** start SUPPLIED MATERIAL **

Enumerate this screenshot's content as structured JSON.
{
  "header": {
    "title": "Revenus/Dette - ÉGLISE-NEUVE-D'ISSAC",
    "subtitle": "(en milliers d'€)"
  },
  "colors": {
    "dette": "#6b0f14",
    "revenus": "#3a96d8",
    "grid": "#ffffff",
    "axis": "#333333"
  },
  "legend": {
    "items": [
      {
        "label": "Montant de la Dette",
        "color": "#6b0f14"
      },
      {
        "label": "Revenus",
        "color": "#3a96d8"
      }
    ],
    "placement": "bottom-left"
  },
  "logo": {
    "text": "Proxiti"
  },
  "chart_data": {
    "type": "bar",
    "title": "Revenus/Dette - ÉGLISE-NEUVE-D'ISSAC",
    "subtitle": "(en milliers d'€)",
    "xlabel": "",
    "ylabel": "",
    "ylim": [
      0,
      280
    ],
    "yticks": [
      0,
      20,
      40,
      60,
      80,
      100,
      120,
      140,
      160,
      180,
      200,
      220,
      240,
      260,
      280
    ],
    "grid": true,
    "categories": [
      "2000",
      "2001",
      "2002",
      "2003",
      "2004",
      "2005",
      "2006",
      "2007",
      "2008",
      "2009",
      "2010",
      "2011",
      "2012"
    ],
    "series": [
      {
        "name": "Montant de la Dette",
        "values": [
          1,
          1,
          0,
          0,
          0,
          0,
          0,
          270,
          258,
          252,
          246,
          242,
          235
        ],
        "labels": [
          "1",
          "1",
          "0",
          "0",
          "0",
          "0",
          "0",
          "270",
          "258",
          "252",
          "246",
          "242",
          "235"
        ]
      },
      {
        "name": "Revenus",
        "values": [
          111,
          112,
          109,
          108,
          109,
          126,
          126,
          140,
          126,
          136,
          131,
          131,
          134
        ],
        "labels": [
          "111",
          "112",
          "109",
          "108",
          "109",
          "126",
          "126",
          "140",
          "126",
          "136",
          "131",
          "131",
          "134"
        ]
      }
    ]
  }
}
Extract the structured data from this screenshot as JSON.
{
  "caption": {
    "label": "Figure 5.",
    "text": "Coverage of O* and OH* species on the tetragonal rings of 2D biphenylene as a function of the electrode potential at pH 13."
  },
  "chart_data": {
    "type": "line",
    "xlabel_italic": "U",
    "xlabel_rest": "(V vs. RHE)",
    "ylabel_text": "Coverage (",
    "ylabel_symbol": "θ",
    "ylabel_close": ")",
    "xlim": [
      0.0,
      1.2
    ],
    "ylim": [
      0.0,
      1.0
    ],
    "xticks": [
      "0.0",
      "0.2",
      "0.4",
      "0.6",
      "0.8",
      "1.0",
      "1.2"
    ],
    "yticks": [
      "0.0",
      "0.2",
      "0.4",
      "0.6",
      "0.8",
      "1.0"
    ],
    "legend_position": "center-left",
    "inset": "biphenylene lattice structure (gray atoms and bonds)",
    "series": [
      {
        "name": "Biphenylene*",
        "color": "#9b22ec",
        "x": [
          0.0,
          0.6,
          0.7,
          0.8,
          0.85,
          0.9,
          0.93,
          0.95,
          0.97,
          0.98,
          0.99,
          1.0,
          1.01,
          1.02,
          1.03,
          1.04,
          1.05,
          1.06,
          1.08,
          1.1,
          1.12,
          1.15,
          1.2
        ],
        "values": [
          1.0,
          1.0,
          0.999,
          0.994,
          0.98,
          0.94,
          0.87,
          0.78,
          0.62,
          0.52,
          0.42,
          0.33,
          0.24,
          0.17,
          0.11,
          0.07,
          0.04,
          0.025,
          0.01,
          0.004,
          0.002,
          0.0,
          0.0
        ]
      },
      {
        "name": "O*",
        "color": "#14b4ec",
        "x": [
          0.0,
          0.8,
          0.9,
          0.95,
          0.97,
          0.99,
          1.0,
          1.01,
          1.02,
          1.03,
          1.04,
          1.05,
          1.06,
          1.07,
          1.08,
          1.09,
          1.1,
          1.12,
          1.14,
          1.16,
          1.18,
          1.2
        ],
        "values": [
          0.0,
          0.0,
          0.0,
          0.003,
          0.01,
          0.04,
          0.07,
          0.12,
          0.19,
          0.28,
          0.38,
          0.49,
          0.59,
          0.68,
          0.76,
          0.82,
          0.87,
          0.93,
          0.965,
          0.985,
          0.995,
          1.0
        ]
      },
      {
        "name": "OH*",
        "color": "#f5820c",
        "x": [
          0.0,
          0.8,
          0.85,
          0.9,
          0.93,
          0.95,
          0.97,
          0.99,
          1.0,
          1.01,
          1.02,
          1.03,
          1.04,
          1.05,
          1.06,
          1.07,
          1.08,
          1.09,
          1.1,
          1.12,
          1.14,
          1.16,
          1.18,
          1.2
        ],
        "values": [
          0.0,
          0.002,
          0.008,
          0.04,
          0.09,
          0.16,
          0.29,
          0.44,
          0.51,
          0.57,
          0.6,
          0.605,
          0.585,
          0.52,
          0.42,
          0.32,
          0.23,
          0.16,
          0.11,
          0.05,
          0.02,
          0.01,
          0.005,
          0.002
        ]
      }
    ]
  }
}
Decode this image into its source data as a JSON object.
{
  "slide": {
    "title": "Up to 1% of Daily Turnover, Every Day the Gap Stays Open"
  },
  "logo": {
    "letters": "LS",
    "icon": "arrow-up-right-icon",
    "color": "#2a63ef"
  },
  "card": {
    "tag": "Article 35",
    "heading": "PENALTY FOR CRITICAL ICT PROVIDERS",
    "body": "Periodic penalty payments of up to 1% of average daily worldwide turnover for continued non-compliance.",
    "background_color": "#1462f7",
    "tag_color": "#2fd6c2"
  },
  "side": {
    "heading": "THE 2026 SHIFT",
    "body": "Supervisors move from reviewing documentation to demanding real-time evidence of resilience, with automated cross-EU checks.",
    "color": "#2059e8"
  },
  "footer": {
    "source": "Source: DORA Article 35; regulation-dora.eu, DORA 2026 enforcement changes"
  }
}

** end SUPPLIED MATERIAL **

**TASK TO CARRY OUT**
Provide all the records again, word for word.

**ANSWER TO THE PROBLEM**
Enumerate this screenshot's content as structured JSON.
{
  "header": {
    "title": "Revenus/Dette - ÉGLISE-NEUVE-D'ISSAC",
    "subtitle": "(en milliers d'€)"
  },
  "colors": {
    "dette": "#6b0f14",
    "revenus": "#3a96d8",
    "grid": "#ffffff",
    "axis": "#333333"
  },
  "legend": {
    "items": [
      {
        "label": "Montant de la Dette",
        "color": "#6b0f14"
      },
      {
        "label": "Revenus",
        "color": "#3a96d8"
      }
    ],
    "placement": "bottom-left"
  },
  "logo": {
    "text": "Proxiti"
  },
  "chart_data": {
    "type": "bar",
    "title": "Revenus/Dette - ÉGLISE-NEUVE-D'ISSAC",
    "subtitle": "(en milliers d'€)",
    "xlabel": "",
    "ylabel": "",
    "ylim": [
      0,
      280
    ],
    "yticks": [
      0,
      20,
      40,
      60,
      80,
      100,
      120,
      140,
      160,
      180,
      200,
      220,
      240,
      260,
      280
    ],
    "grid": true,
    "categories": [
      "2000",
      "2001",
      "2002",
      "2003",
      "2004",
      "2005",
      "2006",
      "2007",
      "2008",
      "2009",
      "2010",
      "2011",
      "2012"
    ],
    "series": [
      {
        "name": "Montant de la Dette",
        "values": [
          1,
          1,
          0,
          0,
          0,
          0,
          0,
          270,
          258,
          252,
          246,
          242,
          235
        ],
        "labels": [
          "1",
          "1",
          "0",
          "0",
          "0",
          "0",
          "0",
          "270",
          "258",
          "252",
          "246",
          "242",
          "235"
        ]
      },
      {
        "name": "Revenus",
        "values": [
          111,
          112,
          109,
          108,
          109,
          126,
          126,
          140,
          126,
          136,
          131,
          131,
          134
        ],
        "labels": [
          "111",
          "112",
          "109",
          "108",
          "109",
          "126",
          "126",
          "140",
          "126",
          "136",
          "131",
          "131",
          "134"
        ]
      }
    ]
  }
}
Extract the structured data from this screenshot as JSON.
{
  "caption": {
    "label": "Figure 5.",
    "text": "Coverage of O* and OH* species on the tetragonal rings of 2D biphenylene as a function of the electrode potential at pH 13."
  },
  "chart_data": {
    "type": "line",
    "xlabel_italic": "U",
    "xlabel_rest": "(V vs. RHE)",
    "ylabel_text": "Coverage (",
    "ylabel_symbol": "θ",
    "ylabel_close": ")",
    "xlim": [
      0.0,
      1.2
    ],
    "ylim": [
      0.0,
      1.0
    ],
    "xticks": [
      "0.0",
      "0.2",
      "0.4",
      "0.6",
      "0.8",
      "1.0",
      "1.2"
    ],
    "yticks": [
      "0.0",
      "0.2",
      "0.4",
      "0.6",
      "0.8",
      "1.0"
    ],
    "legend_position": "center-left",
    "inset": "biphenylene lattice structure (gray atoms and bonds)",
    "series": [
      {
        "name": "Biphenylene*",
        "color": "#9b22ec",
        "x": [
          0.0,
          0.6,
          0.7,
          0.8,
          0.85,
          0.9,
          0.93,
          0.95,
          0.97,
          0.98,
          0.99,
          1.0,
          1.01,
          1.02,
          1.03,
          1.04,
          1.05,
          1.06,
          1.08,
          1.1,
          1.12,
          1.15,
          1.2
        ],
        "values": [
          1.0,
          1.0,
          0.999,
          0.994,
          0.98,
          0.94,
          0.87,
          0.78,
          0.62,
          0.52,
          0.42,
          0.33,
          0.24,
          0.17,
          0.11,
          0.07,
          0.04,
          0.025,
          0.01,
          0.004,
          0.002,
          0.0,
          0.0
        ]
      },
      {
        "name": "O*",
        "color": "#14b4ec",
        "x": [
          0.0,
          0.8,
          0.9,
          0.95,
          0.97,
          0.99,
          1.0,
          1.01,
          1.02,
          1.03,
          1.04,
          1.05,
          1.06,
          1.07,
          1.08,
          1.09,
          1.1,
          1.12,
          1.14,
          1.16,
          1.18,
          1.2
        ],
        "values": [
          0.0,
          0.0,
          0.0,
          0.003,
          0.01,
          0.04,
          0.07,
          0.12,
          0.19,
          0.28,
          0.38,
          0.49,
          0.59,
          0.68,
          0.76,
          0.82,
          0.87,
          0.93,
          0.965,
          0.985,
          0.995,
          1.0
        ]
      },
      {
        "name": "OH*",
        "color": "#f5820c",
        "x": [
          0.0,
          0.8,
          0.85,
          0.9,
          0.93,
          0.95,
          0.97,
          0.99,
          1.0,
          1.01,
          1.02,
          1.03,
          1.04,
          1.05,
          1.06,
          1.07,
          1.08,
          1.09,
          1.1,
          1.12,
          1.14,
          1.16,
          1.18,
          1.2
        ],
        "values": [
          0.0,
          0.002,
          0.008,
          0.04,
          0.09,
          0.16,
          0.29,
          0.44,
          0.51,
          0.57,
          0.6,
          0.605,
          0.585,
          0.52,
          0.42,
          0.32,
          0.23,
          0.16,
          0.11,
          0.05,
          0.02,
          0.01,
          0.005,
          0.002
        ]
      }
    ]
  }
}
Decode this image into its source data as a JSON object.
{
  "slide": {
    "title": "Up to 1% of Daily Turnover, Every Day the Gap Stays Open"
  },
  "logo": {
    "letters": "LS",
    "icon": "arrow-up-right-icon",
    "color": "#2a63ef"
  },
  "card": {
    "tag": "Article 35",
    "heading": "PENALTY FOR CRITICAL ICT PROVIDERS",
    "body": "Periodic penalty payments of up to 1% of average daily worldwide turnover for continued non-compliance.",
    "background_color": "#1462f7",
    "tag_color": "#2fd6c2"
  },
  "side": {
    "heading": "THE 2026 SHIFT",
    "body": "Supervisors move from reviewing documentation to demanding real-time evidence of resilience, with automated cross-EU checks.",
    "color": "#2059e8"
  },
  "footer": {
    "source": "Source: DORA Article 35; regulation-dora.eu, DORA 2026 enforcement changes"
  }
}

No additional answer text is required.